Given text:
════════════════════

Bill worries that he doesn’t do enough for the house because she’s working so hard and she goes, “No, no, you’ve kept us afloat. You’ve kept your business afloat. That’s all we need from you. And then, what I do is to make sure that we are all fed, comfortable with the money that you provide.” Sure, you could read her as flinty, but I think the time that’s spent focusing on all the domestic labour she engages in really balances out this idea of her going, “Look the other way.” She has to, otherwise, what does she have? 

James Walton: 

I still think we are meant to admire Bill. 

Jo Hamya: 

Oh, without a doubt. Especially for honouring his mother’s legacy, is that the right word? 

James Walton: 

In the short book, there’s also quite a lot about his backstory and little plot twists on that as well. Well look, a book that we both agree is terrific and well worth the maximum two hours of your time - Claire Keegan, Small Things Like These. 

So from the shortest ever shortlisted book to the shortest ever winner, this is Penelope Fitzgerald’s Offshore from 1979. It was also a surprise winner as apparently several newspaper headline writers had already decided that the prize that year would go to A Bend In The River by VS Naipaul, such a big gun that he later won the Nobel Prize in Literature. And in fact, according to one of the judges that year, Hillary Spurling, the reaction to Offshore’s victory was so shocked, he was amazed that it had won, that that reaction caused Fitzgerald quote “pain and humiliation ever after.”

════════════════════

Dataset extract:
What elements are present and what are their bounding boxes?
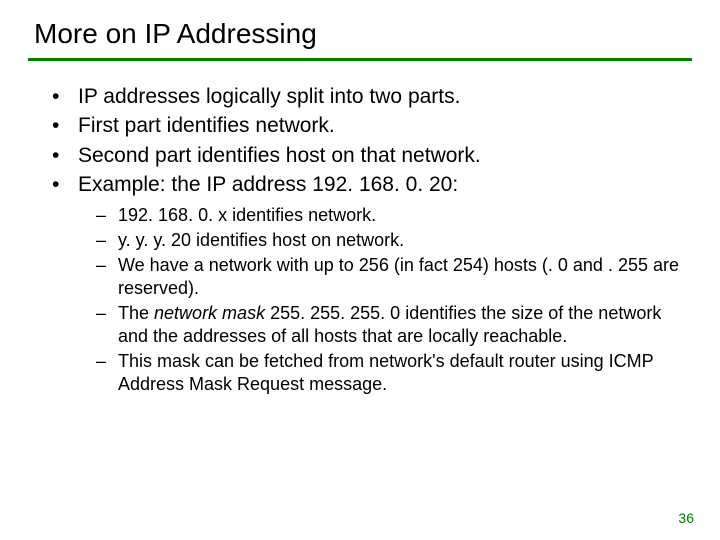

════════════════════

Requests:
- 1) Condense the paragraph of the book discussion that begins "So from the shortest ever shortlisted book" into a short bulleted list that keeps its main facts.
- 2) According to the book discussion, which book had headline writers expected to win the prize in 1979?
- 3) In the book discussion, take the passage between "Oh, without a" and "Things Like These.", inclusive, and write it out again with "backstory" changed to "history".
The data has no connection to the book discussion.

Solutions per task:
- 1)
- Penelope Fitzgerald's Offshore, from 1979, is the shortest ever winner.
- Its win was a surprise: several newspaper headline writers had already decided the prize would go to A Bend In The River by VS Naipaul.
- Naipaul was such a big name that he later won the Nobel Prize in Literature.
- According to Hillary Spurling, one of that year's judges, the shocked reaction to Offshore's victory caused Fitzgerald "pain and humiliation ever after."

- 2) A Bend In The River by VS Naipaul.

- 3)
Oh, without a doubt. Especially for honouring his mother’s legacy, is that the right word? 

James Walton: 

In the short book, there’s also quite a lot about his history and little plot twists on that as well. Well look, a book that we both agree is terrific and well worth the maximum two hours of your time - Claire Keegan, Small Things Like These.